- Given instruction: Write every record out again exactly as given.
:::
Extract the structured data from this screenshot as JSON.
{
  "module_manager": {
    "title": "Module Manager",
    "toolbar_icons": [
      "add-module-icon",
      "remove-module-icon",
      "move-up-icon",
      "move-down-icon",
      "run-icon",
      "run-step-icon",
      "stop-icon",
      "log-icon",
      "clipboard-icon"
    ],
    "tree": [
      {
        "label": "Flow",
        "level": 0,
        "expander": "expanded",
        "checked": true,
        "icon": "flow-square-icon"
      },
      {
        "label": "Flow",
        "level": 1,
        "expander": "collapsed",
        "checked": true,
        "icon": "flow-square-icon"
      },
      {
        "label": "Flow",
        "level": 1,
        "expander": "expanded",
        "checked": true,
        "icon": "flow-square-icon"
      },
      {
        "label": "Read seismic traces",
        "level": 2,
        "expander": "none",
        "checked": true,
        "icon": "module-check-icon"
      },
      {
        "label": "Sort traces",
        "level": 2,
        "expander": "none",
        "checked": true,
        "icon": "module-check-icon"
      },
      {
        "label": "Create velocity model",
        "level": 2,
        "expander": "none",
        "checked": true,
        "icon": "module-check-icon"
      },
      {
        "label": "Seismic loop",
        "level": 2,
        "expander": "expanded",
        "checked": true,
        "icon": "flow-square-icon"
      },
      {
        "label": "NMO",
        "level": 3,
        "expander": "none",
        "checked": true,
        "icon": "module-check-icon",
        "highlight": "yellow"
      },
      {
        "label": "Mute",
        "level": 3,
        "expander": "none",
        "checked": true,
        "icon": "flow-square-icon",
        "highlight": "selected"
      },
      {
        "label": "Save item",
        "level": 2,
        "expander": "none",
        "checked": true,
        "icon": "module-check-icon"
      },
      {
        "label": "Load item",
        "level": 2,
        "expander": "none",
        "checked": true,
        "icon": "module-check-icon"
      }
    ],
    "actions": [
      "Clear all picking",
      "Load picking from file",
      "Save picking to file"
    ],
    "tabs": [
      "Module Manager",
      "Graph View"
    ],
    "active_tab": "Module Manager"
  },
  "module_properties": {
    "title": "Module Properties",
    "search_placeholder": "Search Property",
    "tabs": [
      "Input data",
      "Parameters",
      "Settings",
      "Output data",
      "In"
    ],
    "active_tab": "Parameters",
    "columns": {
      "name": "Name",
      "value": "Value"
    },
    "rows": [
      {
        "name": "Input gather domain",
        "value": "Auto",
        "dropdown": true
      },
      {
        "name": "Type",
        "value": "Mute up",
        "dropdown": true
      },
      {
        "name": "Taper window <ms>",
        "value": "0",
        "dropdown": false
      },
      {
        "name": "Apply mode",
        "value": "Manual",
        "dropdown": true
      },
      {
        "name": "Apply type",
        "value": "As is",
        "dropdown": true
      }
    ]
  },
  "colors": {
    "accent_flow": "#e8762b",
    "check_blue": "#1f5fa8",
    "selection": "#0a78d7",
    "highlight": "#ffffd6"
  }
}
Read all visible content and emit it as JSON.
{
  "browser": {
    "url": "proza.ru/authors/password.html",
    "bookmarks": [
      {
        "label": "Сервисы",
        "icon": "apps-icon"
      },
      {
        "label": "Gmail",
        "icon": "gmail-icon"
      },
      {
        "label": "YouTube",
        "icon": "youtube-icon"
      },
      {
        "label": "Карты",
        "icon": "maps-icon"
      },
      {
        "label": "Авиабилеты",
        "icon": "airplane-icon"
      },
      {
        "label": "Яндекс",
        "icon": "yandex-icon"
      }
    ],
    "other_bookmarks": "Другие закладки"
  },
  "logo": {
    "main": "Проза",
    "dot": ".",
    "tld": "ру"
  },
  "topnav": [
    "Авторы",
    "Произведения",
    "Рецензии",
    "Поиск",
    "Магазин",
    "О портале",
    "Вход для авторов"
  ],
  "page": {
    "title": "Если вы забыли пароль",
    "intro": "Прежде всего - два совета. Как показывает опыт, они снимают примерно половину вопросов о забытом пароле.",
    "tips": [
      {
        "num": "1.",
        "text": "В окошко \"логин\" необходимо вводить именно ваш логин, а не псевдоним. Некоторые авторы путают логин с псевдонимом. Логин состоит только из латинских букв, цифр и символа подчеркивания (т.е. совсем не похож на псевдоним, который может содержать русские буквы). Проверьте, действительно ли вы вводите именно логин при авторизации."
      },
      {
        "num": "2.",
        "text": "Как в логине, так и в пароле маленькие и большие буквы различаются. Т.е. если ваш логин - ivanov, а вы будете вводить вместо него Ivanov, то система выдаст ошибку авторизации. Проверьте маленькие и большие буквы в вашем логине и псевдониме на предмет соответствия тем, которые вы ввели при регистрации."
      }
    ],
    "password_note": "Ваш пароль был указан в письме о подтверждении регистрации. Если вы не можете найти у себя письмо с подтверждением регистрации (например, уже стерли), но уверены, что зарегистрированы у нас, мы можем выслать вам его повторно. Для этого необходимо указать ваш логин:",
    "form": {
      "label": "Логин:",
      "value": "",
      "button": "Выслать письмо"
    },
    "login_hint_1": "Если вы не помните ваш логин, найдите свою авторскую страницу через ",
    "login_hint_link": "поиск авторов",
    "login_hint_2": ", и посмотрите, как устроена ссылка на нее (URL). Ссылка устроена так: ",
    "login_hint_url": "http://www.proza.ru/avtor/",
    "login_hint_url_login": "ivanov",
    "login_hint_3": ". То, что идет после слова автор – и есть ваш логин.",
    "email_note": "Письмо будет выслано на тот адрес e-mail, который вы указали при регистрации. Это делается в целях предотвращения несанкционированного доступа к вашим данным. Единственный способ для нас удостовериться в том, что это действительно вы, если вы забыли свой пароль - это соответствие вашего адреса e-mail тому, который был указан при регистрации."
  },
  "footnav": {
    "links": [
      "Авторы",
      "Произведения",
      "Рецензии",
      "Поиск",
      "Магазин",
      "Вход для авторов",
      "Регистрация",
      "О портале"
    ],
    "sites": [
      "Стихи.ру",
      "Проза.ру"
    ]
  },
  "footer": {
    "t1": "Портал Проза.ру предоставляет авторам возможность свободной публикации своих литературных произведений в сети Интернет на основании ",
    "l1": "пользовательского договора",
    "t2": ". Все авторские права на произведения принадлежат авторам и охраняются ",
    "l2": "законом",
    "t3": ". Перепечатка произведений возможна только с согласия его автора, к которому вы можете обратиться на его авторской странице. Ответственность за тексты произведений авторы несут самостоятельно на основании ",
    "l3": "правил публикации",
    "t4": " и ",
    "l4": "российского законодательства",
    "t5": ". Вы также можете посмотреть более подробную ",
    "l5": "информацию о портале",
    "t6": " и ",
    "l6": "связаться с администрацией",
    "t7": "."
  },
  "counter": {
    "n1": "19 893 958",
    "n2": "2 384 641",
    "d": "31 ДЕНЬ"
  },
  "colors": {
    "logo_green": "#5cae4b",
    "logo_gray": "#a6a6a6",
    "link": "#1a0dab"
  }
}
:::
- Output for this task:
Extract the structured data from this screenshot as JSON.
{
  "module_manager": {
    "title": "Module Manager",
    "toolbar_icons": [
      "add-module-icon",
      "remove-module-icon",
      "move-up-icon",
      "move-down-icon",
      "run-icon",
      "run-step-icon",
      "stop-icon",
      "log-icon",
      "clipboard-icon"
    ],
    "tree": [
      {
        "label": "Flow",
        "level": 0,
        "expander": "expanded",
        "checked": true,
        "icon": "flow-square-icon"
      },
      {
        "label": "Flow",
        "level": 1,
        "expander": "collapsed",
        "checked": true,
        "icon": "flow-square-icon"
      },
      {
        "label": "Flow",
        "level": 1,
        "expander": "expanded",
        "checked": true,
        "icon": "flow-square-icon"
      },
      {
        "label": "Read seismic traces",
        "level": 2,
        "expander": "none",
        "checked": true,
        "icon": "module-check-icon"
      },
      {
        "label": "Sort traces",
        "level": 2,
        "expander": "none",
        "checked": true,
        "icon": "module-check-icon"
      },
      {
        "label": "Create velocity model",
        "level": 2,
        "expander": "none",
        "checked": true,
        "icon": "module-check-icon"
      },
      {
        "label": "Seismic loop",
        "level": 2,
        "expander": "expanded",
        "checked": true,
        "icon": "flow-square-icon"
      },
      {
        "label": "NMO",
        "level": 3,
        "expander": "none",
        "checked": true,
        "icon": "module-check-icon",
        "highlight": "yellow"
      },
      {
        "label": "Mute",
        "level": 3,
        "expander": "none",
        "checked": true,
        "icon": "flow-square-icon",
        "highlight": "selected"
      },
      {
        "label": "Save item",
        "level": 2,
        "expander": "none",
        "checked": true,
        "icon": "module-check-icon"
      },
      {
        "label": "Load item",
        "level": 2,
        "expander": "none",
        "checked": true,
        "icon": "module-check-icon"
      }
    ],
    "actions": [
      "Clear all picking",
      "Load picking from file",
      "Save picking to file"
    ],
    "tabs": [
      "Module Manager",
      "Graph View"
    ],
    "active_tab": "Module Manager"
  },
  "module_properties": {
    "title": "Module Properties",
    "search_placeholder": "Search Property",
    "tabs": [
      "Input data",
      "Parameters",
      "Settings",
      "Output data",
      "In"
    ],
    "active_tab": "Parameters",
    "columns": {
      "name": "Name",
      "value": "Value"
    },
    "rows": [
      {
        "name": "Input gather domain",
        "value": "Auto",
        "dropdown": true
      },
      {
        "name": "Type",
        "value": "Mute up",
        "dropdown": true
      },
      {
        "name": "Taper window <ms>",
        "value": "0",
        "dropdown": false
      },
      {
        "name": "Apply mode",
        "value": "Manual",
        "dropdown": true
      },
      {
        "name": "Apply type",
        "value": "As is",
        "dropdown": true
      }
    ]
  },
  "colors": {
    "accent_flow": "#e8762b",
    "check_blue": "#1f5fa8",
    "selection": "#0a78d7",
    "highlight": "#ffffd6"
  }
}
Read all visible content and emit it as JSON.
{
  "browser": {
    "url": "proza.ru/authors/password.html",
    "bookmarks": [
      {
        "label": "Сервисы",
        "icon": "apps-icon"
      },
      {
        "label": "Gmail",
        "icon": "gmail-icon"
      },
      {
        "label": "YouTube",
        "icon": "youtube-icon"
      },
      {
        "label": "Карты",
        "icon": "maps-icon"
      },
      {
        "label": "Авиабилеты",
        "icon": "airplane-icon"
      },
      {
        "label": "Яндекс",
        "icon": "yandex-icon"
      }
    ],
    "other_bookmarks": "Другие закладки"
  },
  "logo": {
    "main": "Проза",
    "dot": ".",
    "tld": "ру"
  },
  "topnav": [
    "Авторы",
    "Произведения",
    "Рецензии",
    "Поиск",
    "Магазин",
    "О портале",
    "Вход для авторов"
  ],
  "page": {
    "title": "Если вы забыли пароль",
    "intro": "Прежде всего - два совета. Как показывает опыт, они снимают примерно половину вопросов о забытом пароле.",
    "tips": [
      {
        "num": "1.",
        "text": "В окошко \"логин\" необходимо вводить именно ваш логин, а не псевдоним. Некоторые авторы путают логин с псевдонимом. Логин состоит только из латинских букв, цифр и символа подчеркивания (т.е. совсем не похож на псевдоним, который может содержать русские буквы). Проверьте, действительно ли вы вводите именно логин при авторизации."
      },
      {
        "num": "2.",
        "text": "Как в логине, так и в пароле маленькие и большие буквы различаются. Т.е. если ваш логин - ivanov, а вы будете вводить вместо него Ivanov, то система выдаст ошибку авторизации. Проверьте маленькие и большие буквы в вашем логине и псевдониме на предмет соответствия тем, которые вы ввели при регистрации."
      }
    ],
    "password_note": "Ваш пароль был указан в письме о подтверждении регистрации. Если вы не можете найти у себя письмо с подтверждением регистрации (например, уже стерли), но уверены, что зарегистрированы у нас, мы можем выслать вам его повторно. Для этого необходимо указать ваш логин:",
    "form": {
      "label": "Логин:",
      "value": "",
      "button": "Выслать письмо"
    },
    "login_hint_1": "Если вы не помните ваш логин, найдите свою авторскую страницу через ",
    "login_hint_link": "поиск авторов",
    "login_hint_2": ", и посмотрите, как устроена ссылка на нее (URL). Ссылка устроена так: ",
    "login_hint_url": "http://www.proza.ru/avtor/",
    "login_hint_url_login": "ivanov",
    "login_hint_3": ". То, что идет после слова автор – и есть ваш логин.",
    "email_note": "Письмо будет выслано на тот адрес e-mail, который вы указали при регистрации. Это делается в целях предотвращения несанкционированного доступа к вашим данным. Единственный способ для нас удостовериться в том, что это действительно вы, если вы забыли свой пароль - это соответствие вашего адреса e-mail тому, который был указан при регистрации."
  },
  "footnav": {
    "links": [
      "Авторы",
      "Произведения",
      "Рецензии",
      "Поиск",
      "Магазин",
      "Вход для авторов",
      "Регистрация",
      "О портале"
    ],
    "sites": [
      "Стихи.ру",
      "Проза.ру"
    ]
  },
  "footer": {
    "t1": "Портал Проза.ру предоставляет авторам возможность свободной публикации своих литературных произведений в сети Интернет на основании ",
    "l1": "пользовательского договора",
    "t2": ". Все авторские права на произведения принадлежат авторам и охраняются ",
    "l2": "законом",
    "t3": ". Перепечатка произведений возможна только с согласия его автора, к которому вы можете обратиться на его авторской странице. Ответственность за тексты произведений авторы несут самостоятельно на основании ",
    "l3": "правил публикации",
    "t4": " и ",
    "l4": "российского законодательства",
    "t5": ". Вы также можете посмотреть более подробную ",
    "l5": "информацию о портале",
    "t6": " и ",
    "l6": "связаться с администрацией",
    "t7": "."
  },
  "counter": {
    "n1": "19 893 958",
    "n2": "2 384 641",
    "d": "31 ДЕНЬ"
  },
  "colors": {
    "logo_green": "#5cae4b",
    "logo_gray": "#a6a6a6",
    "link": "#1a0dab"
  }
}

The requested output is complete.